Figure record extracts:
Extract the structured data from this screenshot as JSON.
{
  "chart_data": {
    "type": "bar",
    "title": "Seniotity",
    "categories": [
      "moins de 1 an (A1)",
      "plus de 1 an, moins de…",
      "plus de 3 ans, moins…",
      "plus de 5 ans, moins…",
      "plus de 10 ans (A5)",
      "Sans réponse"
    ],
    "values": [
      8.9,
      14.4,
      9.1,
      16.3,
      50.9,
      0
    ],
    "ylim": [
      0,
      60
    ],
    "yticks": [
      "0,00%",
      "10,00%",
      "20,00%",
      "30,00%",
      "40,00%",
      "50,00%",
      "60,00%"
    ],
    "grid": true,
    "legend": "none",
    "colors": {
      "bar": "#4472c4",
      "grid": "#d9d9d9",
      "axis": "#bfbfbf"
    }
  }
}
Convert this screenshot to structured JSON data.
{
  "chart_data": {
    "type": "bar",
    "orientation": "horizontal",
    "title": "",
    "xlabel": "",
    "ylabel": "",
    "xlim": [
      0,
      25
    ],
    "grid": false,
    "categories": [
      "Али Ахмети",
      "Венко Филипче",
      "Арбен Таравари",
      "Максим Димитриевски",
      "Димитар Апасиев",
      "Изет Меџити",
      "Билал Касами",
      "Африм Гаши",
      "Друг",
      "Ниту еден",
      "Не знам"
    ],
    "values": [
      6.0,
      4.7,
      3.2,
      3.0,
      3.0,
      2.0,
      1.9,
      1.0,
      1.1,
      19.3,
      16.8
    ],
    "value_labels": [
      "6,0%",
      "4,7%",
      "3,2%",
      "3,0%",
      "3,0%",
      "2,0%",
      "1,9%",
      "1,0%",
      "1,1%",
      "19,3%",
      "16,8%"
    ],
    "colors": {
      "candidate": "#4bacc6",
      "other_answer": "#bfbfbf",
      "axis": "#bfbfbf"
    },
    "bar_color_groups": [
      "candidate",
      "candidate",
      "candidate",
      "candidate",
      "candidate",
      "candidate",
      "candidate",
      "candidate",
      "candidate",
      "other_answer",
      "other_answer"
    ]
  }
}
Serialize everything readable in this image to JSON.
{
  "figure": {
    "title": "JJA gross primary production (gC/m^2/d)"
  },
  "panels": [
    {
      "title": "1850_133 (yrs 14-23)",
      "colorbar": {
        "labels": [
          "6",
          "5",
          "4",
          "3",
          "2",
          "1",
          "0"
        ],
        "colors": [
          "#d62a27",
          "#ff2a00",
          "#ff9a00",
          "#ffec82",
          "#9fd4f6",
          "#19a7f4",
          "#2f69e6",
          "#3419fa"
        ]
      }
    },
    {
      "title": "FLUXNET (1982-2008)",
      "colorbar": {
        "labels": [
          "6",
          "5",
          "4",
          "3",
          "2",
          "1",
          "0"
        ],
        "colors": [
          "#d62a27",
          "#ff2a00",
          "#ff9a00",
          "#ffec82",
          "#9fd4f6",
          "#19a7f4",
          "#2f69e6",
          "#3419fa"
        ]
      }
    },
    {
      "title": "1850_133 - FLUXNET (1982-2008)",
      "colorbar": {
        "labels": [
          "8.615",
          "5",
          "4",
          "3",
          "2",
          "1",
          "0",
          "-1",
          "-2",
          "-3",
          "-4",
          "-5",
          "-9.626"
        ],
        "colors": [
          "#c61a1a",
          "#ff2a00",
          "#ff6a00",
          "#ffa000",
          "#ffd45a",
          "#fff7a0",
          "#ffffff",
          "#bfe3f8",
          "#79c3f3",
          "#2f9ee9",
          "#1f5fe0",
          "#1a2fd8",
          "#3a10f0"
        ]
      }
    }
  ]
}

PROBLEM DESCRIPTION:
Send back each record exactly as it stands.

FULL RESPONSE:
Extract the structured data from this screenshot as JSON.
{
  "chart_data": {
    "type": "bar",
    "title": "Seniotity",
    "categories": [
      "moins de 1 an (A1)",
      "plus de 1 an, moins de…",
      "plus de 3 ans, moins…",
      "plus de 5 ans, moins…",
      "plus de 10 ans (A5)",
      "Sans réponse"
    ],
    "values": [
      8.9,
      14.4,
      9.1,
      16.3,
      50.9,
      0
    ],
    "ylim": [
      0,
      60
    ],
    "yticks": [
      "0,00%",
      "10,00%",
      "20,00%",
      "30,00%",
      "40,00%",
      "50,00%",
      "60,00%"
    ],
    "grid": true,
    "legend": "none",
    "colors": {
      "bar": "#4472c4",
      "grid": "#d9d9d9",
      "axis": "#bfbfbf"
    }
  }
}
Convert this screenshot to structured JSON data.
{
  "chart_data": {
    "type": "bar",
    "orientation": "horizontal",
    "title": "",
    "xlabel": "",
    "ylabel": "",
    "xlim": [
      0,
      25
    ],
    "grid": false,
    "categories": [
      "Али Ахмети",
      "Венко Филипче",
      "Арбен Таравари",
      "Максим Димитриевски",
      "Димитар Апасиев",
      "Изет Меџити",
      "Билал Касами",
      "Африм Гаши",
      "Друг",
      "Ниту еден",
      "Не знам"
    ],
    "values": [
      6.0,
      4.7,
      3.2,
      3.0,
      3.0,
      2.0,
      1.9,
      1.0,
      1.1,
      19.3,
      16.8
    ],
    "value_labels": [
      "6,0%",
      "4,7%",
      "3,2%",
      "3,0%",
      "3,0%",
      "2,0%",
      "1,9%",
      "1,0%",
      "1,1%",
      "19,3%",
      "16,8%"
    ],
    "colors": {
      "candidate": "#4bacc6",
      "other_answer": "#bfbfbf",
      "axis": "#bfbfbf"
    },
    "bar_color_groups": [
      "candidate",
      "candidate",
      "candidate",
      "candidate",
      "candidate",
      "candidate",
      "candidate",
      "candidate",
      "candidate",
      "other_answer",
      "other_answer"
    ]
  }
}
Serialize everything readable in this image to JSON.
{
  "figure": {
    "title": "JJA gross primary production (gC/m^2/d)"
  },
  "panels": [
    {
      "title": "1850_133 (yrs 14-23)",
      "colorbar": {
        "labels": [
          "6",
          "5",
          "4",
          "3",
          "2",
          "1",
          "0"
        ],
        "colors": [
          "#d62a27",
          "#ff2a00",
          "#ff9a00",
          "#ffec82",
          "#9fd4f6",
          "#19a7f4",
          "#2f69e6",
          "#3419fa"
        ]
      }
    },
    {
      "title": "FLUXNET (1982-2008)",
      "colorbar": {
        "labels": [
          "6",
          "5",
          "4",
          "3",
          "2",
          "1",
          "0"
        ],
        "colors": [
          "#d62a27",
          "#ff2a00",
          "#ff9a00",
          "#ffec82",
          "#9fd4f6",
          "#19a7f4",
          "#2f69e6",
          "#3419fa"
        ]
      }
    },
    {
      "title": "1850_133 - FLUXNET (1982-2008)",
      "colorbar": {
        "labels": [
          "8.615",
          "5",
          "4",
          "3",
          "2",
          "1",
          "0",
          "-1",
          "-2",
          "-3",
          "-4",
          "-5",
          "-9.626"
        ],
        "colors": [
          "#c61a1a",
          "#ff2a00",
          "#ff6a00",
          "#ffa000",
          "#ffd45a",
          "#fff7a0",
          "#ffffff",
          "#bfe3f8",
          "#79c3f3",
          "#2f9ee9",
          "#1f5fe0",
          "#1a2fd8",
          "#3a10f0"
        ]
      }
    }
  ]
}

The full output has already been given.